Gather, from the listing beneath this task, every line holding the string "choinka".
-- start --
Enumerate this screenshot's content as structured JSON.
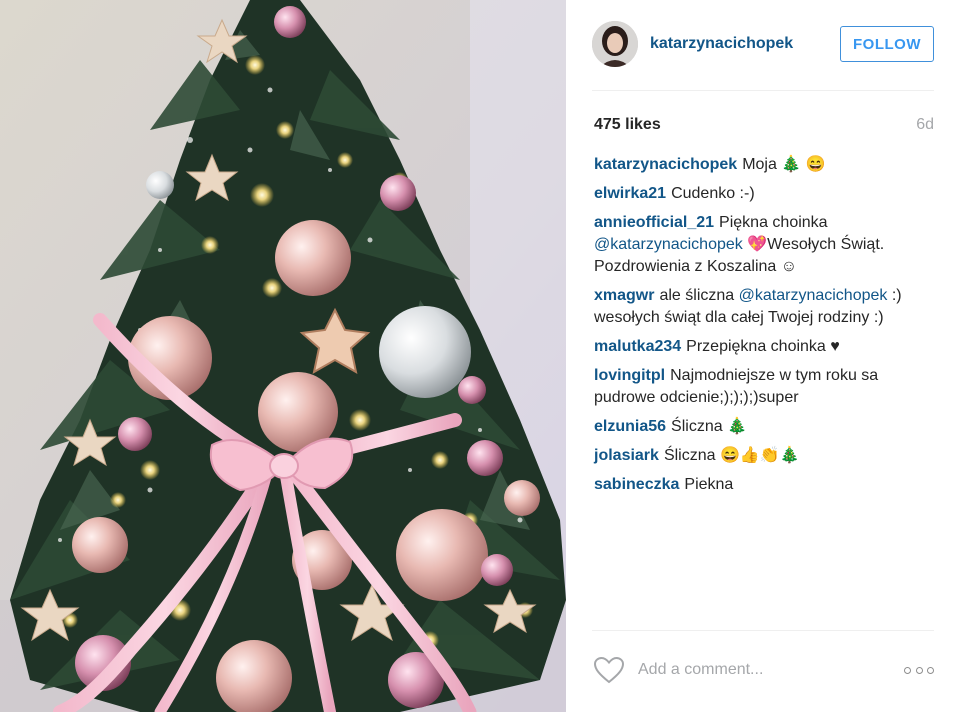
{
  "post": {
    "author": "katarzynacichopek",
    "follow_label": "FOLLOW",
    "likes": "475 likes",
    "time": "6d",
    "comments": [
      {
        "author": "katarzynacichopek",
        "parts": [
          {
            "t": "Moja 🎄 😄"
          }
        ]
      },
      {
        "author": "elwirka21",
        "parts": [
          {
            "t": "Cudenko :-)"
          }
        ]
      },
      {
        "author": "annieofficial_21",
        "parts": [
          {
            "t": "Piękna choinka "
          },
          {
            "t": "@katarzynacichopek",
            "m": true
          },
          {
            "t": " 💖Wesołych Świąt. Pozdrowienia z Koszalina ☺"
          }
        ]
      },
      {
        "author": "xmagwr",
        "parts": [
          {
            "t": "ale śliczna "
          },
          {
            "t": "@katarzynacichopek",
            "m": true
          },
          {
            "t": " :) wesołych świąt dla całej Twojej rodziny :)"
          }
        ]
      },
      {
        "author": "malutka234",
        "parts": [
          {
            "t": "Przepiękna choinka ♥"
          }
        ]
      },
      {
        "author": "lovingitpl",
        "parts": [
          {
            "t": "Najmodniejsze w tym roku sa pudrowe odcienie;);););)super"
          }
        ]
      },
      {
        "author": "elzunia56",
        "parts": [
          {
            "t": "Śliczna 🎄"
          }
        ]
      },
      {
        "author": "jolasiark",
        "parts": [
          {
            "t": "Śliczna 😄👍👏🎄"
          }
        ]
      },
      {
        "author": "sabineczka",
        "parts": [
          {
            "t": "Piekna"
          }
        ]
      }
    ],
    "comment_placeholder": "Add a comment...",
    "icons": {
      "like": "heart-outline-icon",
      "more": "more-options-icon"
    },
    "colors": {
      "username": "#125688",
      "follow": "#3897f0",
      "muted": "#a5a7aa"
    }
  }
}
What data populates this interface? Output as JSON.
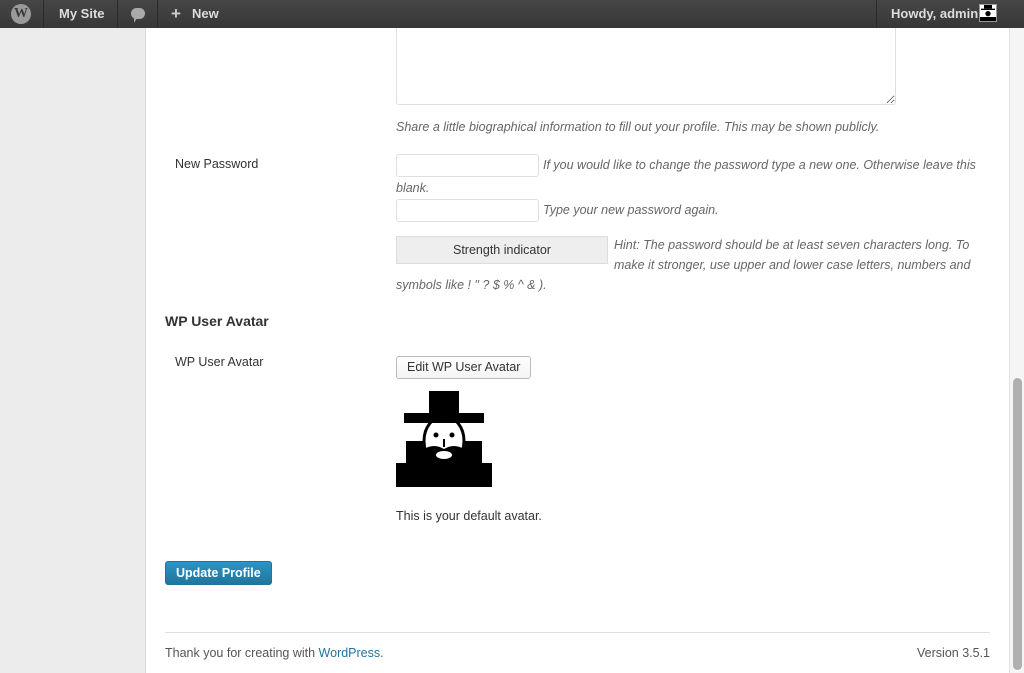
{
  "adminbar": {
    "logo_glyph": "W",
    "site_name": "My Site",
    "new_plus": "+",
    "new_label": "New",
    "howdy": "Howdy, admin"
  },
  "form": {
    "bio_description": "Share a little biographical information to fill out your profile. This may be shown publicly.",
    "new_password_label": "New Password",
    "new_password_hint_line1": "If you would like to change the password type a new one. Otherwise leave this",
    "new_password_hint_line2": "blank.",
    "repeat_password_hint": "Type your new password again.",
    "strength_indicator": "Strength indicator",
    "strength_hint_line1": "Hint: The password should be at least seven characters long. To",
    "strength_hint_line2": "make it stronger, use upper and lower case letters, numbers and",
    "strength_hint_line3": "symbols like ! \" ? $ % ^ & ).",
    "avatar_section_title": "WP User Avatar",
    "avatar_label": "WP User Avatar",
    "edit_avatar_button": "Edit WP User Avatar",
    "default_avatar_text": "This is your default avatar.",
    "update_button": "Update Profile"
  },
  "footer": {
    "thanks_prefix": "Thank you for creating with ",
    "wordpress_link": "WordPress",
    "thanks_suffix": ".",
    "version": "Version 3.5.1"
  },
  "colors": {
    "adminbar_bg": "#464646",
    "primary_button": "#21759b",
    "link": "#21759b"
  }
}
-- end --
• Final answer:
            "t": "Piękna choinka "
            "t": "Przepiękna choinka ♥"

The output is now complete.